Exercise prompt: Count the lines below that include the word "name" and write that number alone.

Supplied material:
▬▬▬

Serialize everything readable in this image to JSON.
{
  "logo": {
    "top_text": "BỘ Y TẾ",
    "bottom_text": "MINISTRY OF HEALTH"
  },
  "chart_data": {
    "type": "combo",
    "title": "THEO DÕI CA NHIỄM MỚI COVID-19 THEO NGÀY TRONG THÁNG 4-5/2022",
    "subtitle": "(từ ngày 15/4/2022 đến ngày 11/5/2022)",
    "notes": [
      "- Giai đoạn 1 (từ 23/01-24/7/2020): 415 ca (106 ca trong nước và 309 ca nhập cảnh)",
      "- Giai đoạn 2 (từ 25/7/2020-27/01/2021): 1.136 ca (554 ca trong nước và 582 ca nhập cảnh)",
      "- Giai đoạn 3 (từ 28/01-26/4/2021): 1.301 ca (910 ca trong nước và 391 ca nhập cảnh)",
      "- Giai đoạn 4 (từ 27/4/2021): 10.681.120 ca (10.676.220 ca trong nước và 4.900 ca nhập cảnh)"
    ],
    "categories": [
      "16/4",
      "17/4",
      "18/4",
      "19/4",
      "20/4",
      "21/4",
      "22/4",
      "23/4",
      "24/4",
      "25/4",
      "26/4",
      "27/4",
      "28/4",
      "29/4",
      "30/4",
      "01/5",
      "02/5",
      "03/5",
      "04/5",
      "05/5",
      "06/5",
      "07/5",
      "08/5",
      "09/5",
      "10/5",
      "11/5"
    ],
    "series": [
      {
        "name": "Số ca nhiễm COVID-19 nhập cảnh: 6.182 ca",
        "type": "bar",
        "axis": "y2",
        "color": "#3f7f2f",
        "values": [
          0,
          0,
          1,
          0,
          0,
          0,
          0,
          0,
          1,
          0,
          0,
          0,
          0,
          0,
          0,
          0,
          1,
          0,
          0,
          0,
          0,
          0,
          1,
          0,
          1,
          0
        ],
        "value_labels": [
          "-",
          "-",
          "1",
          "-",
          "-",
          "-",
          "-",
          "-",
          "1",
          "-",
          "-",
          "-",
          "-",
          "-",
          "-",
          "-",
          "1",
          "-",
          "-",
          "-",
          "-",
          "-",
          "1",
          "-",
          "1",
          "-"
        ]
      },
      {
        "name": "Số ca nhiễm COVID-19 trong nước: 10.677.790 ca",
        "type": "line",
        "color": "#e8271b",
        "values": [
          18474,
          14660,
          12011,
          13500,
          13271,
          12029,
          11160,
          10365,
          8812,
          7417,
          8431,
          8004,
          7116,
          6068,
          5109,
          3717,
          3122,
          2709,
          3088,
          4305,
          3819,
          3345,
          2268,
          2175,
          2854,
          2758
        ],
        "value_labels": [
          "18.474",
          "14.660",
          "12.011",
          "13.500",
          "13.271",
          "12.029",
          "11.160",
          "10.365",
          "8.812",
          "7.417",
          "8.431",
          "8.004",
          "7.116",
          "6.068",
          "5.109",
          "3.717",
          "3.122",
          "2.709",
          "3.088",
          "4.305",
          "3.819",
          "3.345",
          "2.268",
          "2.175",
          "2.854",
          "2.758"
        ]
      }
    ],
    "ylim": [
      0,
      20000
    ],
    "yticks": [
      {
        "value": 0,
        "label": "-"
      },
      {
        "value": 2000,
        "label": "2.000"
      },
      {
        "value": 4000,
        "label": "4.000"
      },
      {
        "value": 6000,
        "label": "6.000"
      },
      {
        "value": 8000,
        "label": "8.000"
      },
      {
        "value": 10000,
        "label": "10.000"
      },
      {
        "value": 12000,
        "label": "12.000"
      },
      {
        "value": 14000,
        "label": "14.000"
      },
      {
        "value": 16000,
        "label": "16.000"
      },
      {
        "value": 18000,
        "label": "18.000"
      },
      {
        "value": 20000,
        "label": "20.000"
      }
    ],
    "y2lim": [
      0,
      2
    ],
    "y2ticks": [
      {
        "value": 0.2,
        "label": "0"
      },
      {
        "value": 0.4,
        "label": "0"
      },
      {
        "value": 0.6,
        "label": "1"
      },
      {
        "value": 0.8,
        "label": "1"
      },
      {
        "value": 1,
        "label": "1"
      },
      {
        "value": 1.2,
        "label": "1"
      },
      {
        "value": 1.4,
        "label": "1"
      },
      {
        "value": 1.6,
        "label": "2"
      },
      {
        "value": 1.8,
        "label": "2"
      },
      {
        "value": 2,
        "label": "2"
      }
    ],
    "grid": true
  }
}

▬▬▬

Answer to the exercise: 2